• [COMPLETE THE FOLLOWING]:
[a] In the text on the short story "The Secret Place," what was the dead boy found with?
[b] From the text on the short story "The Secret Place," extract the passage that begins at the words "- Country: United" and stops after the words "Short Story (1967)", copying it exactly.

- Country: United States
- Language: English
- Genre: Science fiction short story

Publication
- Published in: Orbit 1
- Publication type: Anthology
- Publisher: Berkley Medallion
- Media type: Print
- Publication date: October 1966
- Pages: 17
- Award: Nebula Award for Best Short Story (1967)

= The Secret Place (short story) =

"The Secret Place" is a short story by the American writer Richard McKenna. It was among papers found after his death in 1964, and it was first published in 1966, in the anthology Orbit 1.

==Story summary==
The narrator, Duard Campbell, recalls an important period in his life 16 years ago, knowing that his son will ask him what he did in the war. He was one of several geology graduates assigned by the army to search an area of desert in Oregon where it was believed uranium oxide was found. The scientists assume the search is futile. When fieldwork is complete, Campbell alone is told to remain, to give the impression that the project is continuing. He thinks this will blight his academic career.

He thinks there might be something in the local story, and he hires Helen, the sister of the boy found dead with a crystal of uranium oxide, as his secretary. She is "made of frightened ice". She and her brother Owen used to play fairy tales in the desert; she says the search area is "full of just wonderful places". In the desert, she becomes a child again and shows Campbell the places that are important in the fairy stories. He takes part in the make-believe, but Helen eventually says "You're not Owen, you're just a man!" A resident of the township, hearing that Helen is upset, warns him that local men would kill him if he was not careful.

• [DATASET EXTRACT]:
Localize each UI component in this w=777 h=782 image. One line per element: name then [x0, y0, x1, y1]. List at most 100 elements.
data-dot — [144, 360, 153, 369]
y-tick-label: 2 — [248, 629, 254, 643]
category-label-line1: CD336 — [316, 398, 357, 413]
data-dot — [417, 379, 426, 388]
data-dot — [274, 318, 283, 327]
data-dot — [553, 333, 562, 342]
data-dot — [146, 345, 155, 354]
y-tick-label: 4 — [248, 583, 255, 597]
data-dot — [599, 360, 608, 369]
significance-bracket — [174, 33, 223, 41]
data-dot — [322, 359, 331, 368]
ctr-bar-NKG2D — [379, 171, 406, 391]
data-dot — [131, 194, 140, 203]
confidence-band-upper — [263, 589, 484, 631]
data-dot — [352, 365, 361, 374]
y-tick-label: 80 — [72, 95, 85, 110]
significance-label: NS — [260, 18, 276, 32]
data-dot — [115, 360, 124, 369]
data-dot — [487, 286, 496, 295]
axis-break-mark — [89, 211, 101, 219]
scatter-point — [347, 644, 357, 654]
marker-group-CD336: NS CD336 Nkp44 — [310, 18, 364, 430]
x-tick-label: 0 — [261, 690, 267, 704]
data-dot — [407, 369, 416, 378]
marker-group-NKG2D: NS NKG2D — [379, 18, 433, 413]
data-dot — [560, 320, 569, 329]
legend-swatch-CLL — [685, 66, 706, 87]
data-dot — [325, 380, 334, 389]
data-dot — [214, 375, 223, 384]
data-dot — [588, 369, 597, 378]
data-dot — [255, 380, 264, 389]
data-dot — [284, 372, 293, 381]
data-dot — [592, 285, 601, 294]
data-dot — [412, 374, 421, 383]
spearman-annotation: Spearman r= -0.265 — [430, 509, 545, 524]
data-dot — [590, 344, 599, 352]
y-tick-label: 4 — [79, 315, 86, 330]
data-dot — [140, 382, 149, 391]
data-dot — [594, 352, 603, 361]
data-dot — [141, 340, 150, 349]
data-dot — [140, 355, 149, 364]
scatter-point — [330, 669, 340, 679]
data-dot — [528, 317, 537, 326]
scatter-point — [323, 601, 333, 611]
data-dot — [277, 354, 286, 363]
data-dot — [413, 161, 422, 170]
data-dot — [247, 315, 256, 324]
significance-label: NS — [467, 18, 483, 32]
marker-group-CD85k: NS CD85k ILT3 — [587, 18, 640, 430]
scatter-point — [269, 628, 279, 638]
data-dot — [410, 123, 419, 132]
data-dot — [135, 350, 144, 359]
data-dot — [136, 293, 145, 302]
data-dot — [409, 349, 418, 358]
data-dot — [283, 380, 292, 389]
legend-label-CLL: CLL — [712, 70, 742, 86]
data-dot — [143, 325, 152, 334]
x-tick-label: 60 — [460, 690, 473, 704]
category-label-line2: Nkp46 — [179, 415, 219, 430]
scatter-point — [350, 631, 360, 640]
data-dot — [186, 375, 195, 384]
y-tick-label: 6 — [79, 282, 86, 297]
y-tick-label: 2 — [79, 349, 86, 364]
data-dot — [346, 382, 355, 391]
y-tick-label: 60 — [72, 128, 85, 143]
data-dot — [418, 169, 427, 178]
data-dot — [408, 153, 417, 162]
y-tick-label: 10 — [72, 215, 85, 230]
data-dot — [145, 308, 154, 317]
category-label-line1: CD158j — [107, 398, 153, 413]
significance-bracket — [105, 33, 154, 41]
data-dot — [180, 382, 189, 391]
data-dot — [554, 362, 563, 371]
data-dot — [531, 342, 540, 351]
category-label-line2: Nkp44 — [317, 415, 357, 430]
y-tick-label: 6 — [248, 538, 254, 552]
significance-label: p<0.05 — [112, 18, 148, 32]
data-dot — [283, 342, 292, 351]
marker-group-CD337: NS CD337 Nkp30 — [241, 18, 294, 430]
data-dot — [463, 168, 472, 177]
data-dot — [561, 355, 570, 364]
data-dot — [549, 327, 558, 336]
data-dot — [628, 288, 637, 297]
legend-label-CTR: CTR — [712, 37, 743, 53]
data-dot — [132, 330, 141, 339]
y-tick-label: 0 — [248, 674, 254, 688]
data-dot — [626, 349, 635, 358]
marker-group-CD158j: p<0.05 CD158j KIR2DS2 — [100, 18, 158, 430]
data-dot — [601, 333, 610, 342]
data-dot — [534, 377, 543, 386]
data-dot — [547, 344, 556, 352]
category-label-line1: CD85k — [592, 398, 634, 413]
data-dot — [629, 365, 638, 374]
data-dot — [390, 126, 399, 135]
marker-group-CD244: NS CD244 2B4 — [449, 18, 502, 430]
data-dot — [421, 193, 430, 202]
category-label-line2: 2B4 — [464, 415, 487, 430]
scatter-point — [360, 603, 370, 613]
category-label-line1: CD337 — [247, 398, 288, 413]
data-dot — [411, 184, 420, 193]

• [RESPONSES TO THE TASKS]:
[a] A crystal of uranium oxide.

[b]
- Country: United States
- Language: English
- Genre: Science fiction short story

Publication
- Published in: Orbit 1
- Publication type: Anthology
- Publisher: Berkley Medallion
- Media type: Print
- Publication date: October 1966
- Pages: 17
- Award: Nebula Award for Best Short Story (1967)